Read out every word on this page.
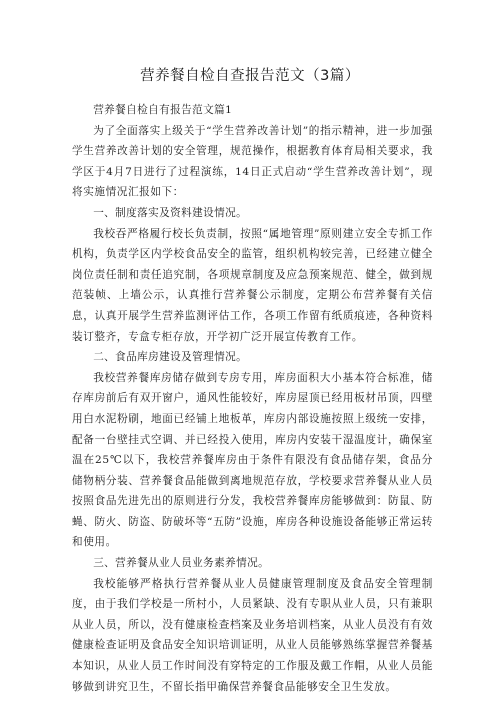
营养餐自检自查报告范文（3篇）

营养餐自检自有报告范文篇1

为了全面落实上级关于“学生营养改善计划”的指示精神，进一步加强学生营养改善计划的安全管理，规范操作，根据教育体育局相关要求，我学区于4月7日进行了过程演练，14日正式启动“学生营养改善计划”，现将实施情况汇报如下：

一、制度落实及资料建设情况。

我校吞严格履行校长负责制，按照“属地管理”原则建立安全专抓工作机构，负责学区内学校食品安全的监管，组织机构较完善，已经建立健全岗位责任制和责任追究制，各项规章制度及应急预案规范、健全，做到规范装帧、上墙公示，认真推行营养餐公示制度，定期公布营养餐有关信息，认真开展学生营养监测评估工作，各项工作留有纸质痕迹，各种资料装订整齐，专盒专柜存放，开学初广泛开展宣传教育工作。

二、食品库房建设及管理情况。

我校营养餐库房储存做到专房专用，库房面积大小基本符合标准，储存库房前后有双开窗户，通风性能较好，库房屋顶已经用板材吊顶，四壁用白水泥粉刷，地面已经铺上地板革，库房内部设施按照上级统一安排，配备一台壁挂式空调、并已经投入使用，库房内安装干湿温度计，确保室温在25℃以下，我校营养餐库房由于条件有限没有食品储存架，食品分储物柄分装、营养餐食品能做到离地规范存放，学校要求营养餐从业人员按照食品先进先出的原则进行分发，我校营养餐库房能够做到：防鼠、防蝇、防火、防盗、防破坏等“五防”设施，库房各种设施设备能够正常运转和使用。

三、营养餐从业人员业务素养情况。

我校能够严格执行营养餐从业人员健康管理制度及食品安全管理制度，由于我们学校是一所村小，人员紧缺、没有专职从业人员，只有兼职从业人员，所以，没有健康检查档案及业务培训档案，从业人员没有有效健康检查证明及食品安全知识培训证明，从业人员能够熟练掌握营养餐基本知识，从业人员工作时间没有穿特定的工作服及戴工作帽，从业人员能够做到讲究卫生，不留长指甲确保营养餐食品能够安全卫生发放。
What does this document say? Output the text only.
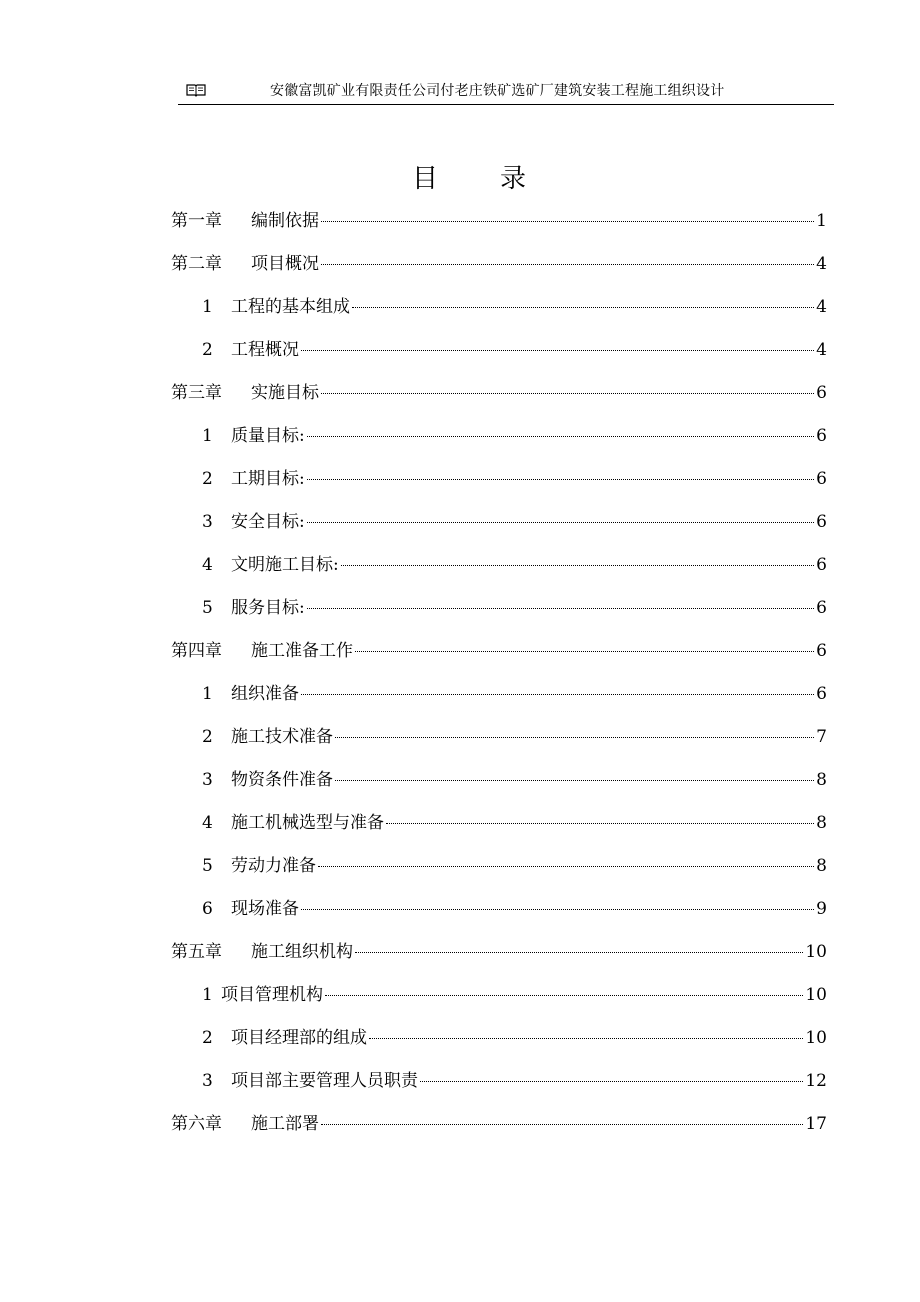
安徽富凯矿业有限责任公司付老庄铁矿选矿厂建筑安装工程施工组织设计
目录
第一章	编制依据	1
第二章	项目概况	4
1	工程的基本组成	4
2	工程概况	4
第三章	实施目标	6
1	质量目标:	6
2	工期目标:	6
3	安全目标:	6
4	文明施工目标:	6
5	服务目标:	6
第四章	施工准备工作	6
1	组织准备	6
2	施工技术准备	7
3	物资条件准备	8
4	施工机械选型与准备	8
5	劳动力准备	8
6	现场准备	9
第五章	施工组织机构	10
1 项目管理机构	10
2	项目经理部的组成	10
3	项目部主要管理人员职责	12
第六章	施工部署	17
* * *
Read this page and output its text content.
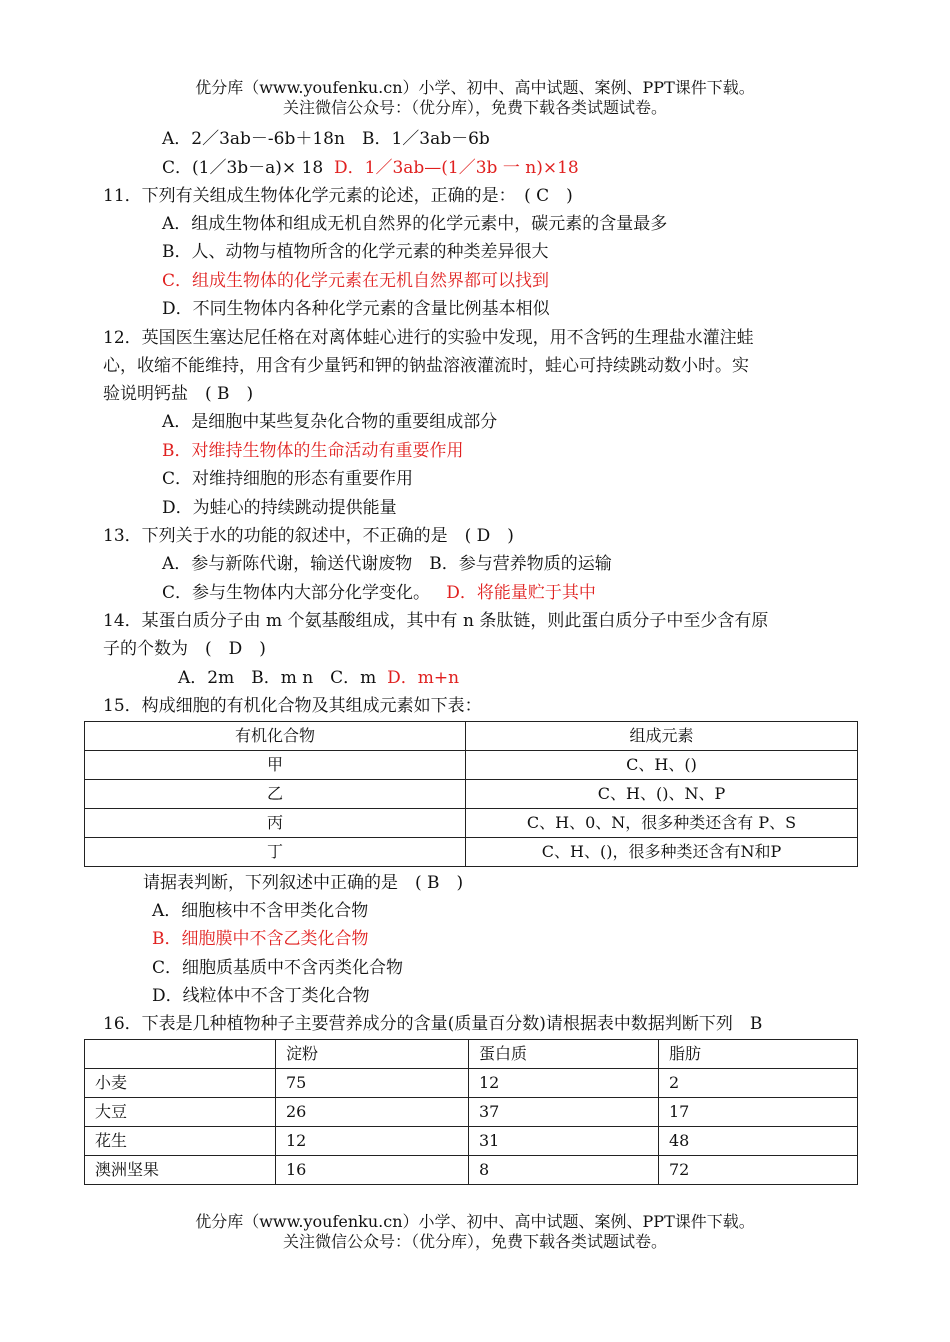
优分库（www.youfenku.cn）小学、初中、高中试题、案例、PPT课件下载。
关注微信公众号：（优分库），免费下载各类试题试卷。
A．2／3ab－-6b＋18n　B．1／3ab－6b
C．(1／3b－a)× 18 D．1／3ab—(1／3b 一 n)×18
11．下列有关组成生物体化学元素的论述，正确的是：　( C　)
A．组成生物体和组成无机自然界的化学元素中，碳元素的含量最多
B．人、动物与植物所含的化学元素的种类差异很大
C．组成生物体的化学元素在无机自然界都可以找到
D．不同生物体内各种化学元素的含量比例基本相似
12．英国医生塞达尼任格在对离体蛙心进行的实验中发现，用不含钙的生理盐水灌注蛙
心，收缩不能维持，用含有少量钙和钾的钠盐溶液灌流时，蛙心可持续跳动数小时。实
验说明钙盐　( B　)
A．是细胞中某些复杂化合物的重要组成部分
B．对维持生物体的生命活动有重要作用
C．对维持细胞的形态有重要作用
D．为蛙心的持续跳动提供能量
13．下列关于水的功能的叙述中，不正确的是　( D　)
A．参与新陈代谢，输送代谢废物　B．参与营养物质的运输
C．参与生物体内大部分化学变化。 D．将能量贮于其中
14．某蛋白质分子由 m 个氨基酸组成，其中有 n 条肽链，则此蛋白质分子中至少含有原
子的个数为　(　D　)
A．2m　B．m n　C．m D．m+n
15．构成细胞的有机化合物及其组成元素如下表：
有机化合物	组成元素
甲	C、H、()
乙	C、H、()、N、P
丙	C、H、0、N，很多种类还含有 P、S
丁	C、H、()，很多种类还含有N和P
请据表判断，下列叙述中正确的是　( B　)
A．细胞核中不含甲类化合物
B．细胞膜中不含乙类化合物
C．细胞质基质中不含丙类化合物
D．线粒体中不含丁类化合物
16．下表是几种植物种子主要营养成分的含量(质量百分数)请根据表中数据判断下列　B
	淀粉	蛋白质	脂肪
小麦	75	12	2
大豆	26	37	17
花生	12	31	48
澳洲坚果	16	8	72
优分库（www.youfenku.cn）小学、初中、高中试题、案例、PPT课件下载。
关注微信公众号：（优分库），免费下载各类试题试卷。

**PROBLEM TO WORK ON**
Pick out each line in the material containing "text".

**RESPONSE FOR THIS EXERCISE**
What does this document say? Output the text only.
Read this page and output its text content.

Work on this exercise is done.